* begin Text provided *

All-star dessert flavors

Tish BoyleTish Boyle is the editor of Dessert Professional magazine and the former editor of Chocolatier. She is the author of several books on baking and pastry, including Diner Desserts, The Good Cookie, and The Cake Book. Her articles and recipes have appeared in such publications as the Fine Cooking and Food & Wine, and Every Day with Rachael Ray. An experienced pastry chef who trained at Ecole de Cuisine La Varenne in Paris, she frequently serves as a judge in pastry competitions. Tish has just released a new cookbook called Flavorful: 150 Irresistable Desserts in All-Time Favorite Flavors. (Enter our contest for your chance to win a copy - US only.) The book explores recipes based on the nine most popular flavors in desserts. We asked Tish about the inspiration for her new cookbook:

You have written many dessert cookbooks, both professional level and for home cooks.  Where does Flavorful fall on the spectrum?

Flavorful is for the home cook. I included lots of details in the recipes, such as physical cues (i.e., "Bake the brownies until they are no longer shiny on top and a toothpick inserted into the center comes out with a few crumbs clinging to it."), so that novices as well as accomplished bakers can make them successfully. I find these details are particularly important when you're making something for the first time and aren't really sure what it's supposed to look like at various stages.

You have organized the book by what you consider the most popular dessert flavors. What are they and what are your own favorite flavors for desserts?

The nine flavors are: Vanilla; Berries & Cherries; Apples; Citrus; Sweet Cheese (think cheesecake); Nuts; Caramel; Coffee; and Chocolate. As for my personal favorites, I love dark chocolate desserts most of all, with citrus ones falling as a close second. Give me a devil's food layer cake with lots of creamy dark chocolate frosting or a chocolate pot de crème topped with whipped cream and I'm in hog heaven. If I'm eating a lemon or lime flavored dessert, it has to be fairly tart - nothing mamby pamby for me!

What is your own professional training?

After college I went to La Varenne École de Cuisine in Paris for nine months. From there I worked as a cook on a luxury barge that traveled the canals of Burgundy. It might sound idyllic, but it was hard work! I cooked lunch and dinner for 30 people, without any help, and I had to do the shopping, too. That job convinced me that I still had a lot to learn about professional cooking, so I went to New York and worked in a few restaurants to get some experience and hone my skills.

Have you ever worked as a pastry chef?

* end Text provided *

§ **Prompt**
In the interview with Tish Boyle, for how many people did she cook lunch and dinner while working on the barge in Burgundy? The lines that follow have no connection to the text above.

* begin Dataset excerpt *

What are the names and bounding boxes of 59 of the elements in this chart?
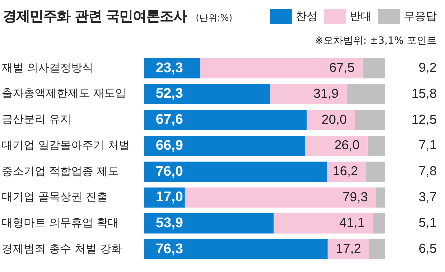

* end Dataset excerpt *

§ **Complete answer**
She cooked lunch and dinner for 30 people, without any help.